_Task directions_:
Output the full material exactly as it appears here.
_ _ _ _ _
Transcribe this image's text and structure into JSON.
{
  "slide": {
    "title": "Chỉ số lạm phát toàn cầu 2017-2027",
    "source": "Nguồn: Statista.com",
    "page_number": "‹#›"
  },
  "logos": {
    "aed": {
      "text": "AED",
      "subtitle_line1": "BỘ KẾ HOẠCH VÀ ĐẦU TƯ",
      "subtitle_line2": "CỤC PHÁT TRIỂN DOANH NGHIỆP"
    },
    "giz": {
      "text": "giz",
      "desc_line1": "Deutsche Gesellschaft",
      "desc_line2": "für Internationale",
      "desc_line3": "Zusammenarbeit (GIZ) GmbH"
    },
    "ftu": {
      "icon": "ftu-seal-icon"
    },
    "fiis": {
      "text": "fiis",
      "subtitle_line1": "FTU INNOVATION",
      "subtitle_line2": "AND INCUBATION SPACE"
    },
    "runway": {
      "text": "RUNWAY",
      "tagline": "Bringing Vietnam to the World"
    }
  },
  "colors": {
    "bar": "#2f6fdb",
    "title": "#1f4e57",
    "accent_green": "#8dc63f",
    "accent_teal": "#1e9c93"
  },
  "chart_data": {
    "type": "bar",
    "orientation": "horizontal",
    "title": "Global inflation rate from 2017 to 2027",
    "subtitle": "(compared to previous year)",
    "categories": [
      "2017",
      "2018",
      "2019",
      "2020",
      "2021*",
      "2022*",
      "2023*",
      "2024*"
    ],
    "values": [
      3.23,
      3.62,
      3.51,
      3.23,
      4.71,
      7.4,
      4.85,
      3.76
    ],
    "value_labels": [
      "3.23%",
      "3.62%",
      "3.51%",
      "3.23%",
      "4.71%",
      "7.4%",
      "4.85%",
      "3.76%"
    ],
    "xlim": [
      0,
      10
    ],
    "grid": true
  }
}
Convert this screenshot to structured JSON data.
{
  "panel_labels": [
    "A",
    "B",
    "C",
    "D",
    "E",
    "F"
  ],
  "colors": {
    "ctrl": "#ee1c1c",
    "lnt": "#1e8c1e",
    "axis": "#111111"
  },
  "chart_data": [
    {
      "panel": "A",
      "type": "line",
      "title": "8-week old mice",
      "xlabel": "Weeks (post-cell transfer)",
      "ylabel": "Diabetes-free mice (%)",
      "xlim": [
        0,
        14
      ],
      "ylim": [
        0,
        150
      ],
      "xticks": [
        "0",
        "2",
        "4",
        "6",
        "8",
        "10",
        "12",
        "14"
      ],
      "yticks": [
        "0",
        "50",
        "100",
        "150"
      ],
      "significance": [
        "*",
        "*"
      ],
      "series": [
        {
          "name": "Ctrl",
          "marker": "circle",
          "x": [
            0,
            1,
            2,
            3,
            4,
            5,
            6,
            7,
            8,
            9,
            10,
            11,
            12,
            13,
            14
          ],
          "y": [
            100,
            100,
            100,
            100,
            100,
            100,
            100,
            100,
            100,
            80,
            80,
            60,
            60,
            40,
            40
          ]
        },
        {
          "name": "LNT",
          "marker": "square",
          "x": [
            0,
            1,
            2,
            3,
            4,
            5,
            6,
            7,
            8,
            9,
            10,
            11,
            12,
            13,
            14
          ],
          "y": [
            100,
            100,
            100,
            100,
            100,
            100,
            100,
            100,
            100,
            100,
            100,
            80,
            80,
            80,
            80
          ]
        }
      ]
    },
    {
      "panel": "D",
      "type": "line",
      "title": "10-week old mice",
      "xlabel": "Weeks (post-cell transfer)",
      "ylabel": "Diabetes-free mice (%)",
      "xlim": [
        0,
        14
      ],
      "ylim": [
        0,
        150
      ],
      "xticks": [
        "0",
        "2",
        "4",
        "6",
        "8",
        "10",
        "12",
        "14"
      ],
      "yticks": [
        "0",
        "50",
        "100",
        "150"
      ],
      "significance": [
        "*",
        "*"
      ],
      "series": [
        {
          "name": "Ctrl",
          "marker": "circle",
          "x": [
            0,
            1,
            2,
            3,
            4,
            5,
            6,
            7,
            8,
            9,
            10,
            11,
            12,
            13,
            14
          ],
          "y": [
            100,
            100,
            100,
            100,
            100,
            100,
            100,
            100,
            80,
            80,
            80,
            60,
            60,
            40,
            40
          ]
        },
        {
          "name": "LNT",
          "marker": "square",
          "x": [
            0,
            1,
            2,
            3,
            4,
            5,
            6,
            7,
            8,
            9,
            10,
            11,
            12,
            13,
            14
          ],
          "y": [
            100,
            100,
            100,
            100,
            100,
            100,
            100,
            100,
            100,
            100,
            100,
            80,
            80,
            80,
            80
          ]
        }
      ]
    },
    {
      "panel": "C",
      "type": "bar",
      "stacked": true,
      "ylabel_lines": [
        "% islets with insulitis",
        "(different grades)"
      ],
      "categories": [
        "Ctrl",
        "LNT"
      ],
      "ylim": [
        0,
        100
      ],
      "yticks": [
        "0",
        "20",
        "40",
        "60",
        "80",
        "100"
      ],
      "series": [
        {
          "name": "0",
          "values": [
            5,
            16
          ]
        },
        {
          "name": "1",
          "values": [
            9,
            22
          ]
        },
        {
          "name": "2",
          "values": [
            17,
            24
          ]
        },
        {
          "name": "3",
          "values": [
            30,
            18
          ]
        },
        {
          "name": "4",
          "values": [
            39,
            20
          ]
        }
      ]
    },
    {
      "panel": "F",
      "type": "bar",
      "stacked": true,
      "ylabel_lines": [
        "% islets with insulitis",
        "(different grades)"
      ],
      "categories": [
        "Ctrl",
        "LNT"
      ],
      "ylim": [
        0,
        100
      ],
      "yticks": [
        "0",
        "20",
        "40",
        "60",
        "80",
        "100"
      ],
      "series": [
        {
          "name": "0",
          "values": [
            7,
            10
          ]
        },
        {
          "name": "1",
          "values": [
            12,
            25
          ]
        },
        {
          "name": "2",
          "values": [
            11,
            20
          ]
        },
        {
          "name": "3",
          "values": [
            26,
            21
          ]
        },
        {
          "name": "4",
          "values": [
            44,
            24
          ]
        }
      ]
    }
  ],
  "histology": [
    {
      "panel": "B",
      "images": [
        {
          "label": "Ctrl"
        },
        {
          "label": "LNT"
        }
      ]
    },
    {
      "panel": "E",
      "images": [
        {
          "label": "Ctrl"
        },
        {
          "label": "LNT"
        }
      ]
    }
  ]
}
_ _ _ _ _
_Written response_:
Transcribe this image's text and structure into JSON.
{
  "slide": {
    "title": "Chỉ số lạm phát toàn cầu 2017-2027",
    "source": "Nguồn: Statista.com",
    "page_number": "‹#›"
  },
  "logos": {
    "aed": {
      "text": "AED",
      "subtitle_line1": "BỘ KẾ HOẠCH VÀ ĐẦU TƯ",
      "subtitle_line2": "CỤC PHÁT TRIỂN DOANH NGHIỆP"
    },
    "giz": {
      "text": "giz",
      "desc_line1": "Deutsche Gesellschaft",
      "desc_line2": "für Internationale",
      "desc_line3": "Zusammenarbeit (GIZ) GmbH"
    },
    "ftu": {
      "icon": "ftu-seal-icon"
    },
    "fiis": {
      "text": "fiis",
      "subtitle_line1": "FTU INNOVATION",
      "subtitle_line2": "AND INCUBATION SPACE"
    },
    "runway": {
      "text": "RUNWAY",
      "tagline": "Bringing Vietnam to the World"
    }
  },
  "colors": {
    "bar": "#2f6fdb",
    "title": "#1f4e57",
    "accent_green": "#8dc63f",
    "accent_teal": "#1e9c93"
  },
  "chart_data": {
    "type": "bar",
    "orientation": "horizontal",
    "title": "Global inflation rate from 2017 to 2027",
    "subtitle": "(compared to previous year)",
    "categories": [
      "2017",
      "2018",
      "2019",
      "2020",
      "2021*",
      "2022*",
      "2023*",
      "2024*"
    ],
    "values": [
      3.23,
      3.62,
      3.51,
      3.23,
      4.71,
      7.4,
      4.85,
      3.76
    ],
    "value_labels": [
      "3.23%",
      "3.62%",
      "3.51%",
      "3.23%",
      "4.71%",
      "7.4%",
      "4.85%",
      "3.76%"
    ],
    "xlim": [
      0,
      10
    ],
    "grid": true
  }
}
Convert this screenshot to structured JSON data.
{
  "panel_labels": [
    "A",
    "B",
    "C",
    "D",
    "E",
    "F"
  ],
  "colors": {
    "ctrl": "#ee1c1c",
    "lnt": "#1e8c1e",
    "axis": "#111111"
  },
  "chart_data": [
    {
      "panel": "A",
      "type": "line",
      "title": "8-week old mice",
      "xlabel": "Weeks (post-cell transfer)",
      "ylabel": "Diabetes-free mice (%)",
      "xlim": [
        0,
        14
      ],
      "ylim": [
        0,
        150
      ],
      "xticks": [
        "0",
        "2",
        "4",
        "6",
        "8",
        "10",
        "12",
        "14"
      ],
      "yticks": [
        "0",
        "50",
        "100",
        "150"
      ],
      "significance": [
        "*",
        "*"
      ],
      "series": [
        {
          "name": "Ctrl",
          "marker": "circle",
          "x": [
            0,
            1,
            2,
            3,
            4,
            5,
            6,
            7,
            8,
            9,
            10,
            11,
            12,
            13,
            14
          ],
          "y": [
            100,
            100,
            100,
            100,
            100,
            100,
            100,
            100,
            100,
            80,
            80,
            60,
            60,
            40,
            40
          ]
        },
        {
          "name": "LNT",
          "marker": "square",
          "x": [
            0,
            1,
            2,
            3,
            4,
            5,
            6,
            7,
            8,
            9,
            10,
            11,
            12,
            13,
            14
          ],
          "y": [
            100,
            100,
            100,
            100,
            100,
            100,
            100,
            100,
            100,
            100,
            100,
            80,
            80,
            80,
            80
          ]
        }
      ]
    },
    {
      "panel": "D",
      "type": "line",
      "title": "10-week old mice",
      "xlabel": "Weeks (post-cell transfer)",
      "ylabel": "Diabetes-free mice (%)",
      "xlim": [
        0,
        14
      ],
      "ylim": [
        0,
        150
      ],
      "xticks": [
        "0",
        "2",
        "4",
        "6",
        "8",
        "10",
        "12",
        "14"
      ],
      "yticks": [
        "0",
        "50",
        "100",
        "150"
      ],
      "significance": [
        "*",
        "*"
      ],
      "series": [
        {
          "name": "Ctrl",
          "marker": "circle",
          "x": [
            0,
            1,
            2,
            3,
            4,
            5,
            6,
            7,
            8,
            9,
            10,
            11,
            12,
            13,
            14
          ],
          "y": [
            100,
            100,
            100,
            100,
            100,
            100,
            100,
            100,
            80,
            80,
            80,
            60,
            60,
            40,
            40
          ]
        },
        {
          "name": "LNT",
          "marker": "square",
          "x": [
            0,
            1,
            2,
            3,
            4,
            5,
            6,
            7,
            8,
            9,
            10,
            11,
            12,
            13,
            14
          ],
          "y": [
            100,
            100,
            100,
            100,
            100,
            100,
            100,
            100,
            100,
            100,
            100,
            80,
            80,
            80,
            80
          ]
        }
      ]
    },
    {
      "panel": "C",
      "type": "bar",
      "stacked": true,
      "ylabel_lines": [
        "% islets with insulitis",
        "(different grades)"
      ],
      "categories": [
        "Ctrl",
        "LNT"
      ],
      "ylim": [
        0,
        100
      ],
      "yticks": [
        "0",
        "20",
        "40",
        "60",
        "80",
        "100"
      ],
      "series": [
        {
          "name": "0",
          "values": [
            5,
            16
          ]
        },
        {
          "name": "1",
          "values": [
            9,
            22
          ]
        },
        {
          "name": "2",
          "values": [
            17,
            24
          ]
        },
        {
          "name": "3",
          "values": [
            30,
            18
          ]
        },
        {
          "name": "4",
          "values": [
            39,
            20
          ]
        }
      ]
    },
    {
      "panel": "F",
      "type": "bar",
      "stacked": true,
      "ylabel_lines": [
        "% islets with insulitis",
        "(different grades)"
      ],
      "categories": [
        "Ctrl",
        "LNT"
      ],
      "ylim": [
        0,
        100
      ],
      "yticks": [
        "0",
        "20",
        "40",
        "60",
        "80",
        "100"
      ],
      "series": [
        {
          "name": "0",
          "values": [
            7,
            10
          ]
        },
        {
          "name": "1",
          "values": [
            12,
            25
          ]
        },
        {
          "name": "2",
          "values": [
            11,
            20
          ]
        },
        {
          "name": "3",
          "values": [
            26,
            21
          ]
        },
        {
          "name": "4",
          "values": [
            44,
            24
          ]
        }
      ]
    }
  ],
  "histology": [
    {
      "panel": "B",
      "images": [
        {
          "label": "Ctrl"
        },
        {
          "label": "LNT"
        }
      ]
    },
    {
      "panel": "E",
      "images": [
        {
          "label": "Ctrl"
        },
        {
          "label": "LNT"
        }
      ]
    }
  ]
}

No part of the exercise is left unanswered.